### Instructions to follow:
Show each line in the records below that includes the string "refresh".

[Records]
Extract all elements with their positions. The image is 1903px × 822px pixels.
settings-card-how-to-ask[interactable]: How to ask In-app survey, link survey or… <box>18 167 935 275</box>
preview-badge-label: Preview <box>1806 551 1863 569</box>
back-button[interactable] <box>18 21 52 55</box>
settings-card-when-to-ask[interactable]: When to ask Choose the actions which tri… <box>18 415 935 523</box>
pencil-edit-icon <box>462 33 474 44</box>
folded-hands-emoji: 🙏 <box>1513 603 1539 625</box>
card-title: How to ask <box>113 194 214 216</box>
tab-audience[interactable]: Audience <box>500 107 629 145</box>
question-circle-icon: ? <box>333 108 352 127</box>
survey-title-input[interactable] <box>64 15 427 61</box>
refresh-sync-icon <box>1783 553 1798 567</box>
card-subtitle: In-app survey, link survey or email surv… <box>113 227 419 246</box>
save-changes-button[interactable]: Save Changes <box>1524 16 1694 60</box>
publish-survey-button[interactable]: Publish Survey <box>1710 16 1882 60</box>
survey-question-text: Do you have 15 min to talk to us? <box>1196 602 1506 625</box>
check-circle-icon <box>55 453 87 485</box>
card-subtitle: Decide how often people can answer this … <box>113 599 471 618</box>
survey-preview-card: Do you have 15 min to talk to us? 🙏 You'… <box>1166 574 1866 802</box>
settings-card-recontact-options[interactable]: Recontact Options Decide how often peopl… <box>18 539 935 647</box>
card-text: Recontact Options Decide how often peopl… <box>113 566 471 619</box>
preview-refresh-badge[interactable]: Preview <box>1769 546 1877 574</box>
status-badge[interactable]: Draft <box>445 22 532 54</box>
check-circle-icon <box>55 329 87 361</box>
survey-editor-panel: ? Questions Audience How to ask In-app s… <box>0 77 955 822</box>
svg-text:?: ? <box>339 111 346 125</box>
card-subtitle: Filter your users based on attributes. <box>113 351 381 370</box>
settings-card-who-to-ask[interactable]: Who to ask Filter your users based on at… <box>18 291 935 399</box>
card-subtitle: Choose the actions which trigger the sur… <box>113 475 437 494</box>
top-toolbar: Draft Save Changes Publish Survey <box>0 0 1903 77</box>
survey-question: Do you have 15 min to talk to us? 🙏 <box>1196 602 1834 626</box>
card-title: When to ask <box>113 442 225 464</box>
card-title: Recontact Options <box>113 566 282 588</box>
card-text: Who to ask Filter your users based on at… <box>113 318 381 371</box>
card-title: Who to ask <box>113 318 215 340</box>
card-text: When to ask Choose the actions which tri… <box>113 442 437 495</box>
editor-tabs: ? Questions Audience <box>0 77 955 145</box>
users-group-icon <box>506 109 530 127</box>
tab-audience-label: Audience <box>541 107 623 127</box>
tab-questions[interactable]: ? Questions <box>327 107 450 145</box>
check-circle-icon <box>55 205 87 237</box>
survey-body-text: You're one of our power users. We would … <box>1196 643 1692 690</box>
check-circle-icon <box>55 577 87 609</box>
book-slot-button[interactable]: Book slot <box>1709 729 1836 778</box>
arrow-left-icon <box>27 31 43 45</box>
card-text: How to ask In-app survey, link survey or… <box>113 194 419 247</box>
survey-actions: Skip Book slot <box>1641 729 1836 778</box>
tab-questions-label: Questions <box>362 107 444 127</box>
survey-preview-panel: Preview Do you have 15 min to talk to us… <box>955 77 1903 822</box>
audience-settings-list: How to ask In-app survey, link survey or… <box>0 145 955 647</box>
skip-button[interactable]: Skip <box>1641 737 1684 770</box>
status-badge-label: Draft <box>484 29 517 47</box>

### Finished answer:
refresh-sync-icon <box>1783 553 1798 567</box>
preview-refresh-badge[interactable]: Preview <box>1769 546 1877 574</box>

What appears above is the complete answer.